- **The exercise**
Using the material below, copy every line where "photo" appears.
==== Records for the exercise ====
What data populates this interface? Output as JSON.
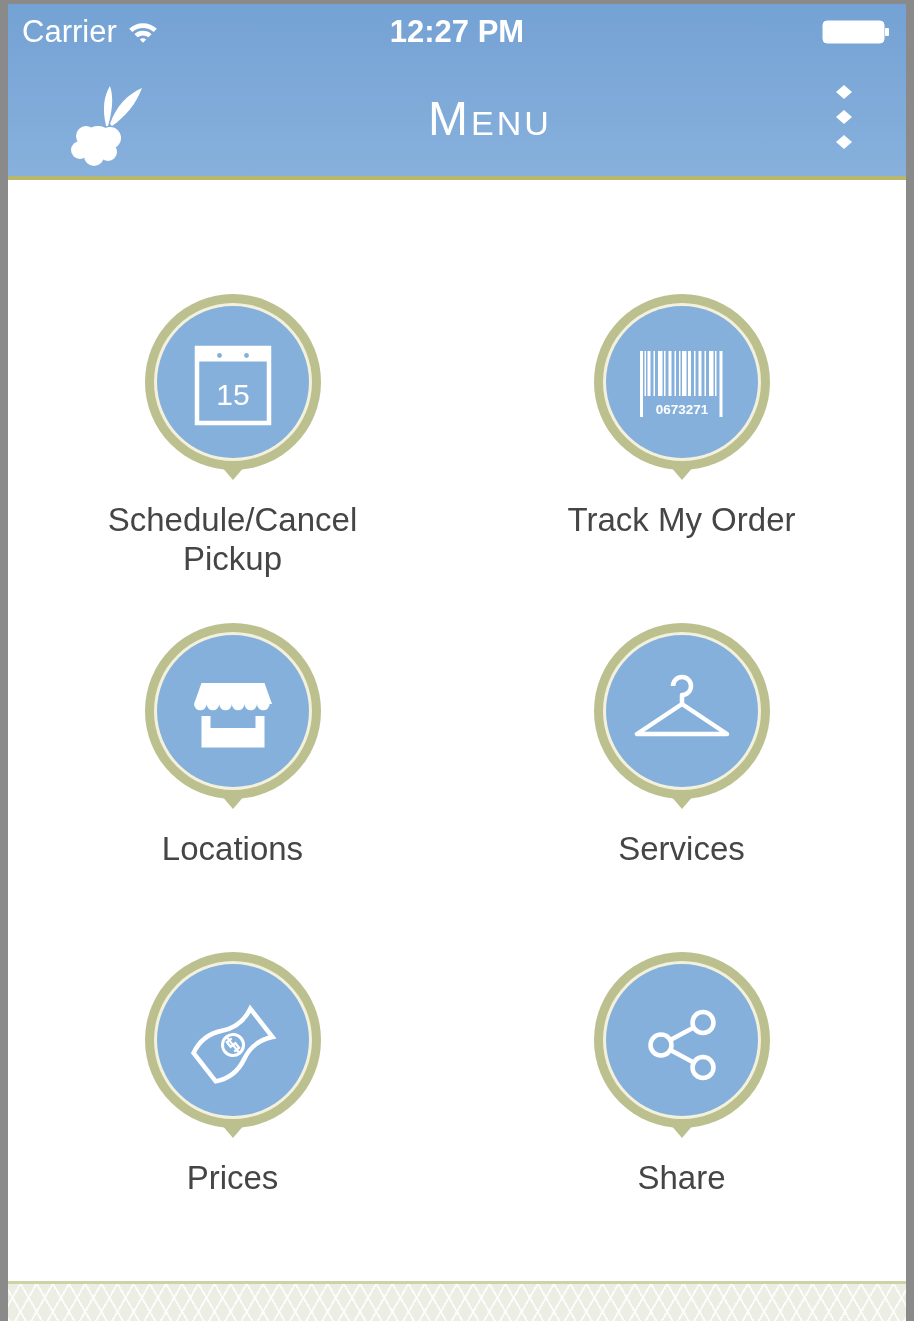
{
  "status_bar": {
    "carrier": "Carrier",
    "time": "12:27 PM"
  },
  "nav_bar": {
    "title": "Menu"
  },
  "menu_items": [
    {
      "label": "Schedule/Cancel Pickup",
      "kind": "calendar",
      "icon_text": "15"
    },
    {
      "label": "Track My Order",
      "kind": "barcode",
      "icon_text": "0673271"
    },
    {
      "label": "Locations",
      "kind": "store"
    },
    {
      "label": "Services",
      "kind": "hanger"
    },
    {
      "label": "Prices",
      "kind": "money"
    },
    {
      "label": "Share",
      "kind": "share"
    }
  ]
}
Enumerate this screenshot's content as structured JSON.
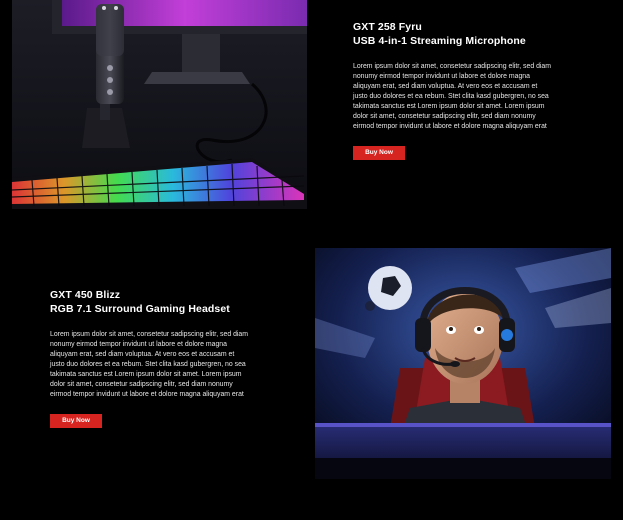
{
  "products": [
    {
      "title_line1": "GXT 258 Fyru",
      "title_line2": "USB 4-in-1 Streaming Microphone",
      "description": "Lorem ipsum dolor sit amet, consetetur sadipscing elitr, sed diam nonumy eirmod tempor invidunt ut labore et dolore magna aliquyam erat, sed diam voluptua. At vero eos et accusam et justo duo dolores et ea rebum. Stet clita kasd gubergren, no sea takimata sanctus est Lorem ipsum dolor sit amet. Lorem ipsum dolor sit amet, consetetur sadipscing elitr, sed diam nonumy eirmod tempor invidunt ut labore et dolore magna aliquyam erat",
      "button_label": "Buy Now",
      "image": "streaming-microphone-photo"
    },
    {
      "title_line1": "GXT 450 Blizz",
      "title_line2": "RGB 7.1 Surround Gaming Headset",
      "description": "Lorem ipsum dolor sit amet, consetetur sadipscing elitr, sed diam nonumy eirmod tempor invidunt ut labore et dolore magna aliquyam erat, sed diam voluptua. At vero eos et accusam et justo duo dolores et ea rebum. Stet clita kasd gubergren, no sea takimata sanctus est Lorem ipsum dolor sit amet. Lorem ipsum dolor sit amet, consetetur sadipscing elitr, sed diam nonumy eirmod tempor invidunt ut labore et dolore magna aliquyam erat",
      "button_label": "Buy Now",
      "image": "gaming-headset-photo"
    }
  ],
  "colors": {
    "page_background": "#000000",
    "button": "#d62420",
    "text": "#ffffff"
  }
}
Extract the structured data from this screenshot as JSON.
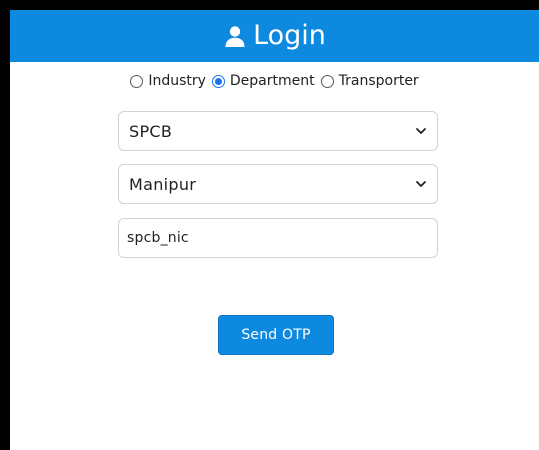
{
  "header": {
    "title": "Login",
    "icon": "user-icon",
    "background": "#0d89e0"
  },
  "login_type": {
    "options": [
      {
        "label": "Industry",
        "checked": false
      },
      {
        "label": "Department",
        "checked": true
      },
      {
        "label": "Transporter",
        "checked": false
      }
    ]
  },
  "form": {
    "department_select": {
      "value": "SPCB"
    },
    "state_select": {
      "value": "Manipur"
    },
    "username": {
      "value": "spcb_nic"
    }
  },
  "actions": {
    "send_otp_label": "Send OTP",
    "button_color": "#0d89e0"
  }
}
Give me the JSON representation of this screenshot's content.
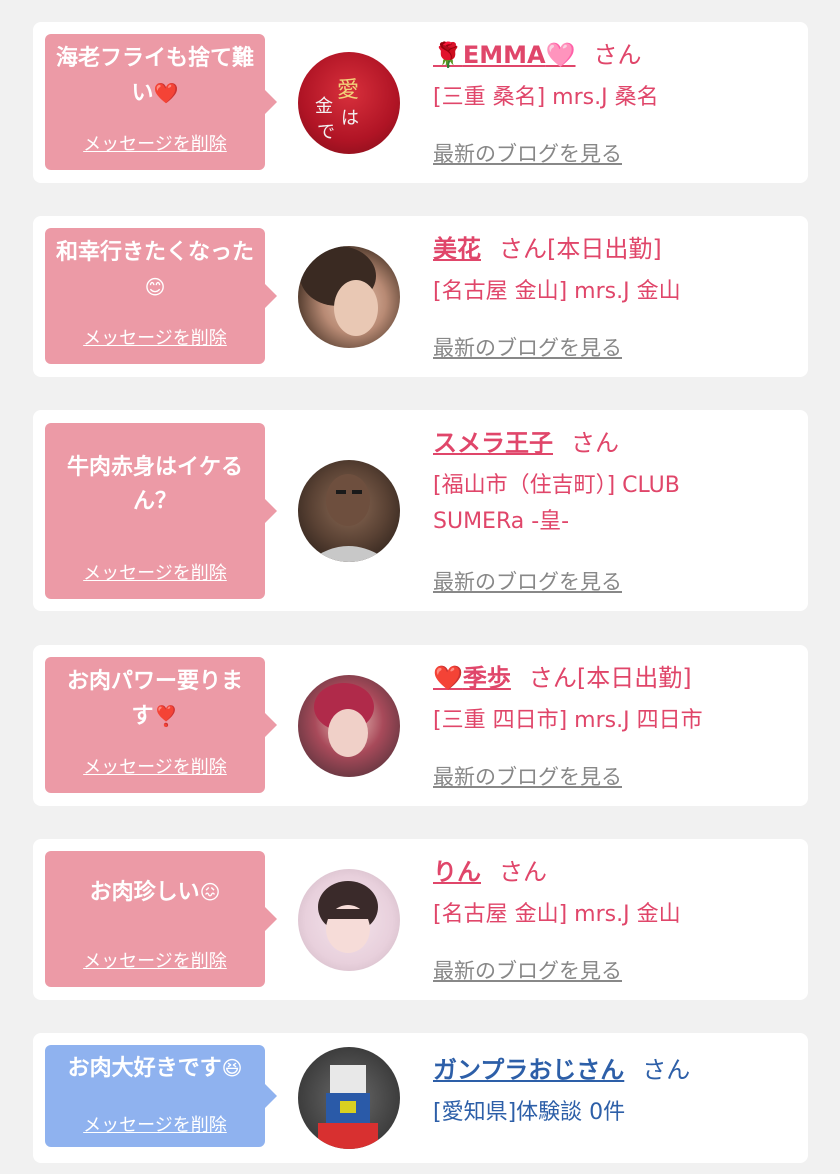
{
  "entries": [
    {
      "bubble": {
        "message": "海老フライも捨て難い",
        "emoji": "❤️",
        "delete": "メッセージを削除"
      },
      "name": "EMMA",
      "name_prefix_icon": "🌹",
      "name_suffix_icon": "🩷",
      "honorific": "さん",
      "status": "",
      "shop": "[三重 桑名] mrs.J 桑名",
      "blog": "最新のブログを見る"
    },
    {
      "bubble": {
        "message": "和幸行きたくなった",
        "emoji": "😊",
        "delete": "メッセージを削除"
      },
      "name": "美花",
      "name_prefix_icon": "",
      "name_suffix_icon": "",
      "honorific": "さん",
      "status": "[本日出勤]",
      "shop": "[名古屋 金山] mrs.J 金山",
      "blog": "最新のブログを見る"
    },
    {
      "bubble": {
        "message": "牛肉赤身はイケるん？",
        "emoji": "",
        "delete": "メッセージを削除"
      },
      "name": "スメラ王子",
      "name_prefix_icon": "",
      "name_suffix_icon": "",
      "honorific": "さん",
      "status": "",
      "shop_line1": "[福山市（住吉町）] CLUB",
      "shop_line2": "SUMERa -皇-",
      "blog": "最新のブログを見る"
    },
    {
      "bubble": {
        "message": "お肉パワー要ります",
        "emoji": "❣️",
        "delete": "メッセージを削除"
      },
      "name": "季歩",
      "name_prefix_icon": "❤️",
      "name_suffix_icon": "",
      "honorific": "さん",
      "status": "[本日出勤]",
      "shop": "[三重 四日市] mrs.J 四日市",
      "blog": "最新のブログを見る"
    },
    {
      "bubble": {
        "message": "お肉珍しい",
        "emoji": "😖",
        "delete": "メッセージを削除"
      },
      "name": "りん",
      "name_prefix_icon": "",
      "name_suffix_icon": "",
      "honorific": "さん",
      "status": "",
      "shop": "[名古屋 金山] mrs.J 金山",
      "blog": "最新のブログを見る"
    },
    {
      "bubble": {
        "message": "お肉大好きです",
        "emoji": "😆",
        "delete": "メッセージを削除"
      },
      "name": "ガンプラおじさん",
      "name_prefix_icon": "",
      "name_suffix_icon": "",
      "honorific": "さん",
      "status": "",
      "shop": "[愛知県]体験談 0件"
    }
  ],
  "colors": {
    "pink_bubble": "#ec9aa6",
    "blue_bubble": "#8fb2ef",
    "name_pink": "#e0466a",
    "name_blue": "#2d5fa8",
    "blog_gray": "#888888"
  }
}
====
- **Solution**
      "image": "streaming-microphone-photo"
      "image": "gaming-headset-photo"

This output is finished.